=== To be done ===
Take the data that follows and retype it word for word.

[BEGIN Data]

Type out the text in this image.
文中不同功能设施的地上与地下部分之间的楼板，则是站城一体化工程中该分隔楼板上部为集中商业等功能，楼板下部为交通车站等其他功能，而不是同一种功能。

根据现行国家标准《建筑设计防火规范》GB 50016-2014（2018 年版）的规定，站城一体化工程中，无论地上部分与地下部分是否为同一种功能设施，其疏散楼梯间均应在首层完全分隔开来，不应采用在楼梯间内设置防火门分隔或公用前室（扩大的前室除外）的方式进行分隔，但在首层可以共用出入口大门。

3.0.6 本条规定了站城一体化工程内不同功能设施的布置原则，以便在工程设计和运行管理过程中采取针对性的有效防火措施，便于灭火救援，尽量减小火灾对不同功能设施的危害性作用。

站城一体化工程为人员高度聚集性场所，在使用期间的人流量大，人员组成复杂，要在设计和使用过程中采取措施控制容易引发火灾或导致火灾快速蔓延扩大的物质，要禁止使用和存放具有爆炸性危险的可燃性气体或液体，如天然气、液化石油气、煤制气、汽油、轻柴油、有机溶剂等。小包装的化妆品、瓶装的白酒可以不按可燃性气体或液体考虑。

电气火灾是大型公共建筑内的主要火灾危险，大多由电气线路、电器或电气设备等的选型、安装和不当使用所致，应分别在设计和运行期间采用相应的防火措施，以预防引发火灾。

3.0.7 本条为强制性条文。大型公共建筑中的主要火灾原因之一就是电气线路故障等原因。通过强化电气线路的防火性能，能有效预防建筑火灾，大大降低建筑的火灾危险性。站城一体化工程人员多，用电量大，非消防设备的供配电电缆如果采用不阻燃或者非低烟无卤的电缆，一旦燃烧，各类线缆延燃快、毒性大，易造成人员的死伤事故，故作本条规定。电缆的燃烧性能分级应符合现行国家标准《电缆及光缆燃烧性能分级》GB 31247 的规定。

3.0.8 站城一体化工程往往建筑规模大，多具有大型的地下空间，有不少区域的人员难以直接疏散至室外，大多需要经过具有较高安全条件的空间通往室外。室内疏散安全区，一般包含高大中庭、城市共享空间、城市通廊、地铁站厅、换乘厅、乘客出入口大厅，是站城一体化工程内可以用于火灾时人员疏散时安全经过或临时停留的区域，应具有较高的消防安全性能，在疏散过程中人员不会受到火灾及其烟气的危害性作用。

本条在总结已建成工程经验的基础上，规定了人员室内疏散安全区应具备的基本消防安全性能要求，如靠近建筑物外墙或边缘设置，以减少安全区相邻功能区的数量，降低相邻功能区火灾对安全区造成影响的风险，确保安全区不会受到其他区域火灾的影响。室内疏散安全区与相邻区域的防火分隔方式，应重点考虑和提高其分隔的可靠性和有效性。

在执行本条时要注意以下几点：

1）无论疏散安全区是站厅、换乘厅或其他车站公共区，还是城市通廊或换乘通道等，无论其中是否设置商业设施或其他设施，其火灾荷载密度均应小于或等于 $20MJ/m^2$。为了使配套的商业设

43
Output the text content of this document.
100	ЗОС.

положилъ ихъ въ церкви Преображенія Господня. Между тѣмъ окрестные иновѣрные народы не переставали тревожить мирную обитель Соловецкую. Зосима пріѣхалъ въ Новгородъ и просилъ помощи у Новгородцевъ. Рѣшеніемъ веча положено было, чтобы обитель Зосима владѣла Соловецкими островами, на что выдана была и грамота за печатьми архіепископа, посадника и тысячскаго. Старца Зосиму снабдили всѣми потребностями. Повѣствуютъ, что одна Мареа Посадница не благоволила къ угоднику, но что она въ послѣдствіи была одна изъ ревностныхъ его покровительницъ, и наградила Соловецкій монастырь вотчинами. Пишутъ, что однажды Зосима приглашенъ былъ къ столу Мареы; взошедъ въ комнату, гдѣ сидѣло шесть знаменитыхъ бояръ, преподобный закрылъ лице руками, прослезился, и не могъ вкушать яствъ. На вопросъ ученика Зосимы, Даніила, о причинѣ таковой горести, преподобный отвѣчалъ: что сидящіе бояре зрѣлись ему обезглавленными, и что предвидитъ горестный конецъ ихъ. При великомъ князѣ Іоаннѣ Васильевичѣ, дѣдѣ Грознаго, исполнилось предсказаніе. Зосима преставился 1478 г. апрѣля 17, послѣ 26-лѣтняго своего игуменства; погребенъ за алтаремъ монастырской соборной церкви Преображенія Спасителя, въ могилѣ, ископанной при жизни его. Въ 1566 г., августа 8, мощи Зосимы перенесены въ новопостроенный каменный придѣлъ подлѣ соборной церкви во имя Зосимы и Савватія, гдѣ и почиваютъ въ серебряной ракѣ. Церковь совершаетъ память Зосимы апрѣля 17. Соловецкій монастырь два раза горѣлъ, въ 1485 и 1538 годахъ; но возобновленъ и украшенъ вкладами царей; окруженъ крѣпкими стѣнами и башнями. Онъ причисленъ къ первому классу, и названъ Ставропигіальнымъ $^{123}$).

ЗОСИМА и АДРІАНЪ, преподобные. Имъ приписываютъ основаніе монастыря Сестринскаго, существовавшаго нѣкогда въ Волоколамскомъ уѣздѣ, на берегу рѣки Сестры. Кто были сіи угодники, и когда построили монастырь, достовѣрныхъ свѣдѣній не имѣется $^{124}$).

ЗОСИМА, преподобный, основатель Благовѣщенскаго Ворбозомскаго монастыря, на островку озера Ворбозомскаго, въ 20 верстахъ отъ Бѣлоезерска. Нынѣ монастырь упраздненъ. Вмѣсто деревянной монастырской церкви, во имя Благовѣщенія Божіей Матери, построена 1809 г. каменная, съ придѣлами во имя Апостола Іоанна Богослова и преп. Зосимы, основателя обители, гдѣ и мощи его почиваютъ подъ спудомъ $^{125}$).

[END Data]

=== In response ===
Type out the text in this image.
文中不同功能设施的地上与地下部分之间的楼板，则是站城一体化工程中该分隔楼板上部为集中商业等功能，楼板下部为交通车站等其他功能，而不是同一种功能。

根据现行国家标准《建筑设计防火规范》GB 50016-2014（2018 年版）的规定，站城一体化工程中，无论地上部分与地下部分是否为同一种功能设施，其疏散楼梯间均应在首层完全分隔开来，不应采用在楼梯间内设置防火门分隔或公用前室（扩大的前室除外）的方式进行分隔，但在首层可以共用出入口大门。

3.0.6 本条规定了站城一体化工程内不同功能设施的布置原则，以便在工程设计和运行管理过程中采取针对性的有效防火措施，便于灭火救援，尽量减小火灾对不同功能设施的危害性作用。

站城一体化工程为人员高度聚集性场所，在使用期间的人流量大，人员组成复杂，要在设计和使用过程中采取措施控制容易引发火灾或导致火灾快速蔓延扩大的物质，要禁止使用和存放具有爆炸性危险的可燃性气体或液体，如天然气、液化石油气、煤制气、汽油、轻柴油、有机溶剂等。小包装的化妆品、瓶装的白酒可以不按可燃性气体或液体考虑。

电气火灾是大型公共建筑内的主要火灾危险，大多由电气线路、电器或电气设备等的选型、安装和不当使用所致，应分别在设计和运行期间采用相应的防火措施，以预防引发火灾。

3.0.7 本条为强制性条文。大型公共建筑中的主要火灾原因之一就是电气线路故障等原因。通过强化电气线路的防火性能，能有效预防建筑火灾，大大降低建筑的火灾危险性。站城一体化工程人员多，用电量大，非消防设备的供配电电缆如果采用不阻燃或者非低烟无卤的电缆，一旦燃烧，各类线缆延燃快、毒性大，易造成人员的死伤事故，故作本条规定。电缆的燃烧性能分级应符合现行国家标准《电缆及光缆燃烧性能分级》GB 31247 的规定。

3.0.8 站城一体化工程往往建筑规模大，多具有大型的地下空间，有不少区域的人员难以直接疏散至室外，大多需要经过具有较高安全条件的空间通往室外。室内疏散安全区，一般包含高大中庭、城市共享空间、城市通廊、地铁站厅、换乘厅、乘客出入口大厅，是站城一体化工程内可以用于火灾时人员疏散时安全经过或临时停留的区域，应具有较高的消防安全性能，在疏散过程中人员不会受到火灾及其烟气的危害性作用。

本条在总结已建成工程经验的基础上，规定了人员室内疏散安全区应具备的基本消防安全性能要求，如靠近建筑物外墙或边缘设置，以减少安全区相邻功能区的数量，降低相邻功能区火灾对安全区造成影响的风险，确保安全区不会受到其他区域火灾的影响。室内疏散安全区与相邻区域的防火分隔方式，应重点考虑和提高其分隔的可靠性和有效性。

在执行本条时要注意以下几点：

1）无论疏散安全区是站厅、换乘厅或其他车站公共区，还是城市通廊或换乘通道等，无论其中是否设置商业设施或其他设施，其火灾荷载密度均应小于或等于 $20MJ/m^2$。为了使配套的商业设

43
Output the text content of this document.
100	ЗОС.

положилъ ихъ въ церкви Преображенія Господня. Между тѣмъ окрестные иновѣрные народы не переставали тревожить мирную обитель Соловецкую. Зосима пріѣхалъ въ Новгородъ и просилъ помощи у Новгородцевъ. Рѣшеніемъ веча положено было, чтобы обитель Зосима владѣла Соловецкими островами, на что выдана была и грамота за печатьми архіепископа, посадника и тысячскаго. Старца Зосиму снабдили всѣми потребностями. Повѣствуютъ, что одна Мареа Посадница не благоволила къ угоднику, но что она въ послѣдствіи была одна изъ ревностныхъ его покровительницъ, и наградила Соловецкій монастырь вотчинами. Пишутъ, что однажды Зосима приглашенъ былъ къ столу Мареы; взошедъ въ комнату, гдѣ сидѣло шесть знаменитыхъ бояръ, преподобный закрылъ лице руками, прослезился, и не могъ вкушать яствъ. На вопросъ ученика Зосимы, Даніила, о причинѣ таковой горести, преподобный отвѣчалъ: что сидящіе бояре зрѣлись ему обезглавленными, и что предвидитъ горестный конецъ ихъ. При великомъ князѣ Іоаннѣ Васильевичѣ, дѣдѣ Грознаго, исполнилось предсказаніе. Зосима преставился 1478 г. апрѣля 17, послѣ 26-лѣтняго своего игуменства; погребенъ за алтаремъ монастырской соборной церкви Преображенія Спасителя, въ могилѣ, ископанной при жизни его. Въ 1566 г., августа 8, мощи Зосимы перенесены въ новопостроенный каменный придѣлъ подлѣ соборной церкви во имя Зосимы и Савватія, гдѣ и почиваютъ въ серебряной ракѣ. Церковь совершаетъ память Зосимы апрѣля 17. Соловецкій монастырь два раза горѣлъ, въ 1485 и 1538 годахъ; но возобновленъ и украшенъ вкладами царей; окруженъ крѣпкими стѣнами и башнями. Онъ причисленъ къ первому классу, и названъ Ставропигіальнымъ $^{123}$).

ЗОСИМА и АДРІАНЪ, преподобные. Имъ приписываютъ основаніе монастыря Сестринскаго, существовавшаго нѣкогда въ Волоколамскомъ уѣздѣ, на берегу рѣки Сестры. Кто были сіи угодники, и когда построили монастырь, достовѣрныхъ свѣдѣній не имѣется $^{124}$).

ЗОСИМА, преподобный, основатель Благовѣщенскаго Ворбозомскаго монастыря, на островку озера Ворбозомскаго, въ 20 верстахъ отъ Бѣлоезерска. Нынѣ монастырь упраздненъ. Вмѣсто деревянной монастырской церкви, во имя Благовѣщенія Божіей Матери, построена 1809 г. каменная, съ придѣлами во имя Апостола Іоанна Богослова и преп. Зосимы, основателя обители, гдѣ и мощи его почиваютъ подъ спудомъ $^{125}$).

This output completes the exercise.